(Saved entries)
<<<<
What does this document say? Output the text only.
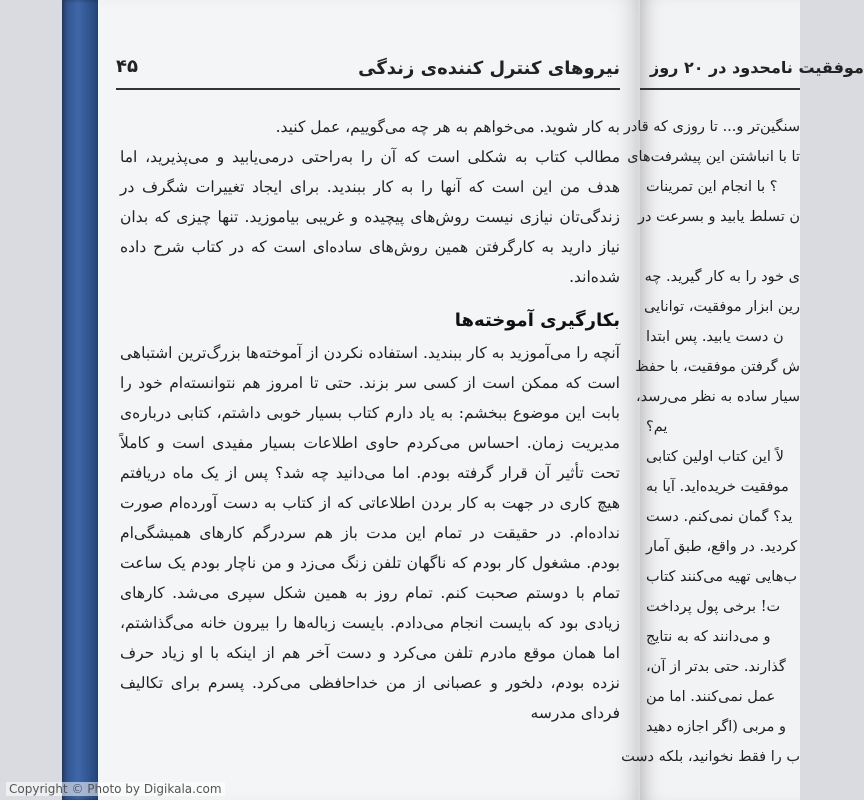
نیروهای کنترل کننده‌ی زندگی
۴۵

به کار شوید. می‌خواهم به هر چه می‌گوییم، عمل کنید.

مطالب کتاب به شکلی است که آن را به‌راحتی درمی‌یابید و می‌پذیرید، اما هدف من این است که آنها را به کار ببندید. برای ایجاد تغییرات شگرف در زندگی‌تان نیازی نیست روش‌های پیچیده و غریبی بیاموزید. تنها چیزی که بدان نیاز دارید به کارگرفتن همین روش‌های ساده‌ای است که در کتاب شرح داده شده‌اند.

بکارگیری آموخته‌ها

آنچه را می‌آموزید به کار ببندید. استفاده نکردن از آموخته‌ها بزرگ‌ترین اشتباهی است که ممکن است از کسی سر بزند. حتی تا امروز هم نتوانسته‌ام خود را بابت این موضوع ببخشم: به یاد دارم کتاب بسیار خوبی داشتم، کتابی درباره‌ی مدیریت زمان. احساس می‌کردم حاوی اطلاعات بسیار مفیدی است و کاملاً تحت تأثیر آن قرار گرفته بودم. اما می‌دانید چه شد؟ پس از یک ماه دریافتم هیچ کاری در جهت به کار بردن اطلاعاتی که از کتاب به دست آورده‌ام صورت نداده‌ام. در حقیقت در تمام این مدت باز هم سردرگم کارهای همیشگی‌ام بودم. مشغول کار بودم که ناگهان تلفن زنگ می‌زد و من ناچار بودم یک ساعت تمام با دوستم صحبت کنم. تمام روز به همین شکل سپری می‌شد. کارهای زیادی بود که بایست انجام می‌دادم. بایست زباله‌ها را بیرون خانه می‌گذاشتم، اما همان موقع مادرم تلفن می‌کرد و دست آخر هم از اینکه با او زیاد حرف نزده بودم، دلخور و عصبانی از من خداحافظی می‌کرد. پسرم برای تکالیف فردای مدرسه

موفقیت نامحدود در ۲۰ روز
سنگین‌تر و... تا روزی که قادر
تا با انباشتن این پیشرفت‌های
؟ با انجام این تمرینات
ن تسلط یابید و بسرعت در
ی خود را به کار گیرید. چه
رین ابزار موفقیت، توانایی
ن دست یابید. پس ابتدا
ش گرفتن موفقیت، با حفظ
سیار ساده به نظر می‌رسد،
یم؟
لاً این کتاب اولین کتابی
موفقیت خریده‌اید. آیا به
ید؟ گمان نمی‌کنم. دست
کردید. در واقع، طبق آمار
ب‌هایی تهیه می‌کنند کتاب
ت! برخی پول پرداخت
و می‌دانند که به نتایج
گذارند. حتی بدتر از آن،
عمل نمی‌کنند. اما من
و مربی (اگر اجازه دهید
ب را فقط نخوانید، بلکه دست
Copyright © Photo by Digikala.com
>>>>
Search the data for the word "یابید" and copy each line where it appears.

REPLY
مطالب کتاب به شکلی است که آن را به‌راحتی درمی‌یابید و می‌پذیرید، اما هدف من این است که آنها را به کار ببندید. برای ایجاد تغییرات شگرف در زندگی‌تان نیازی نیست روش‌های پیچیده و غریبی بیاموزید. تنها چیزی که بدان نیاز دارید به کارگرفتن همین روش‌های ساده‌ای است که در کتاب شرح داده شده‌اند.
ن تسلط یابید و بسرعت در
ن دست یابید. پس ابتدا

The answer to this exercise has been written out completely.